* _SET TASK_: Quote all of the data exactly as given. Skip every picture it contains.

Data listing:
***

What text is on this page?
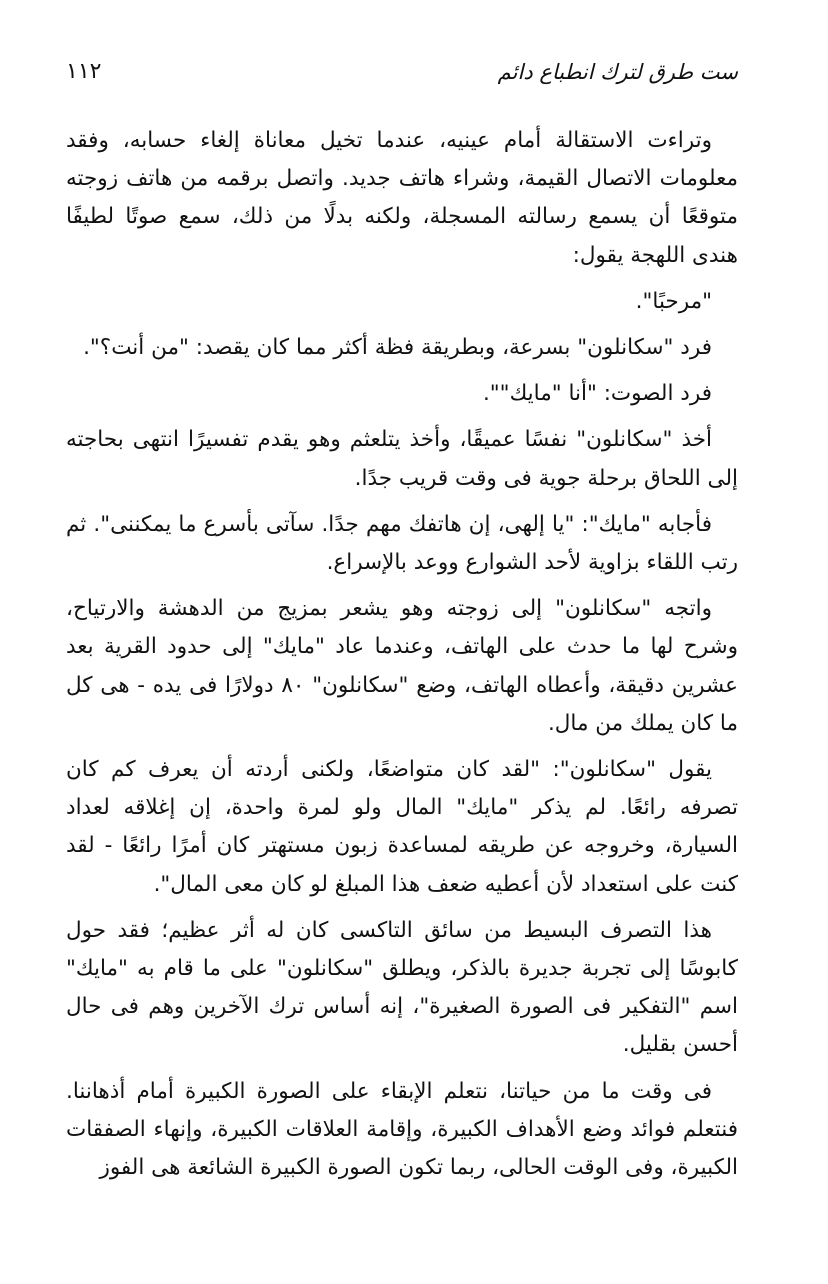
١١٢	ست طرق لترك انطباع دائم

وتراءت الاستقالة أمام عينيه، عندما تخيل معاناة إلغاء حسابه، وفقد معلومات الاتصال القيمة، وشراء هاتف جديد. واتصل برقمه من هاتف زوجته متوقعًا أن يسمع رسالته المسجلة، ولكنه بدلًا من ذلك، سمع صوتًا لطيفًا هندى اللهجة يقول:

"مرحبًا".

فرد "سكانلون" بسرعة، وبطريقة فظة أكثر مما كان يقصد: "من أنت؟".

فرد الصوت: "أنا "مايك"".

أخذ "سكانلون" نفسًا عميقًا، وأخذ يتلعثم وهو يقدم تفسيرًا انتهى بحاجته إلى اللحاق برحلة جوية فى وقت قريب جدًا.

فأجابه "مايك": "يا إلهى، إن هاتفك مهم جدًا. سآتى بأسرع ما يمكننى". ثم رتب اللقاء بزاوية لأحد الشوارع ووعد بالإسراع.

واتجه "سكانلون" إلى زوجته وهو يشعر بمزيج من الدهشة والارتياح، وشرح لها ما حدث على الهاتف، وعندما عاد "مايك" إلى حدود القرية بعد عشرين دقيقة، وأعطاه الهاتف، وضع "سكانلون" ٨٠ دولارًا فى يده - هى كل ما كان يملك من مال.

يقول "سكانلون": "لقد كان متواضعًا، ولكنى أردته أن يعرف كم كان تصرفه رائعًا. لم يذكر "مايك" المال ولو لمرة واحدة، إن إغلاقه لعداد السيارة، وخروجه عن طريقه لمساعدة زبون مستهتر كان أمرًا رائعًا - لقد كنت على استعداد لأن أعطيه ضعف هذا المبلغ لو كان معى المال".

هذا التصرف البسيط من سائق التاكسى كان له أثر عظيم؛ فقد حول كابوسًا إلى تجربة جديرة بالذكر، ويطلق "سكانلون" على ما قام به "مايك" اسم "التفكير فى الصورة الصغيرة"، إنه أساس ترك الآخرين وهم فى حال أحسن بقليل.

فى وقت ما من حياتنا، نتعلم الإبقاء على الصورة الكبيرة أمام أذهاننا. فنتعلم فوائد وضع الأهداف الكبيرة، وإقامة العلاقات الكبيرة، وإنهاء الصفقات الكبيرة، وفى الوقت الحالى، ربما تكون الصورة الكبيرة الشائعة هى الفوز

***

* _IN RESPONSE_:
What text is on this page?
١١٢	ست طرق لترك انطباع دائم

وتراءت الاستقالة أمام عينيه، عندما تخيل معاناة إلغاء حسابه، وفقد معلومات الاتصال القيمة، وشراء هاتف جديد. واتصل برقمه من هاتف زوجته متوقعًا أن يسمع رسالته المسجلة، ولكنه بدلًا من ذلك، سمع صوتًا لطيفًا هندى اللهجة يقول:

"مرحبًا".

فرد "سكانلون" بسرعة، وبطريقة فظة أكثر مما كان يقصد: "من أنت؟".

فرد الصوت: "أنا "مايك"".

أخذ "سكانلون" نفسًا عميقًا، وأخذ يتلعثم وهو يقدم تفسيرًا انتهى بحاجته إلى اللحاق برحلة جوية فى وقت قريب جدًا.

فأجابه "مايك": "يا إلهى، إن هاتفك مهم جدًا. سآتى بأسرع ما يمكننى". ثم رتب اللقاء بزاوية لأحد الشوارع ووعد بالإسراع.

واتجه "سكانلون" إلى زوجته وهو يشعر بمزيج من الدهشة والارتياح، وشرح لها ما حدث على الهاتف، وعندما عاد "مايك" إلى حدود القرية بعد عشرين دقيقة، وأعطاه الهاتف، وضع "سكانلون" ٨٠ دولارًا فى يده - هى كل ما كان يملك من مال.

يقول "سكانلون": "لقد كان متواضعًا، ولكنى أردته أن يعرف كم كان تصرفه رائعًا. لم يذكر "مايك" المال ولو لمرة واحدة، إن إغلاقه لعداد السيارة، وخروجه عن طريقه لمساعدة زبون مستهتر كان أمرًا رائعًا - لقد كنت على استعداد لأن أعطيه ضعف هذا المبلغ لو كان معى المال".

هذا التصرف البسيط من سائق التاكسى كان له أثر عظيم؛ فقد حول كابوسًا إلى تجربة جديرة بالذكر، ويطلق "سكانلون" على ما قام به "مايك" اسم "التفكير فى الصورة الصغيرة"، إنه أساس ترك الآخرين وهم فى حال أحسن بقليل.

فى وقت ما من حياتنا، نتعلم الإبقاء على الصورة الكبيرة أمام أذهاننا. فنتعلم فوائد وضع الأهداف الكبيرة، وإقامة العلاقات الكبيرة، وإنهاء الصفقات الكبيرة، وفى الوقت الحالى، ربما تكون الصورة الكبيرة الشائعة هى الفوز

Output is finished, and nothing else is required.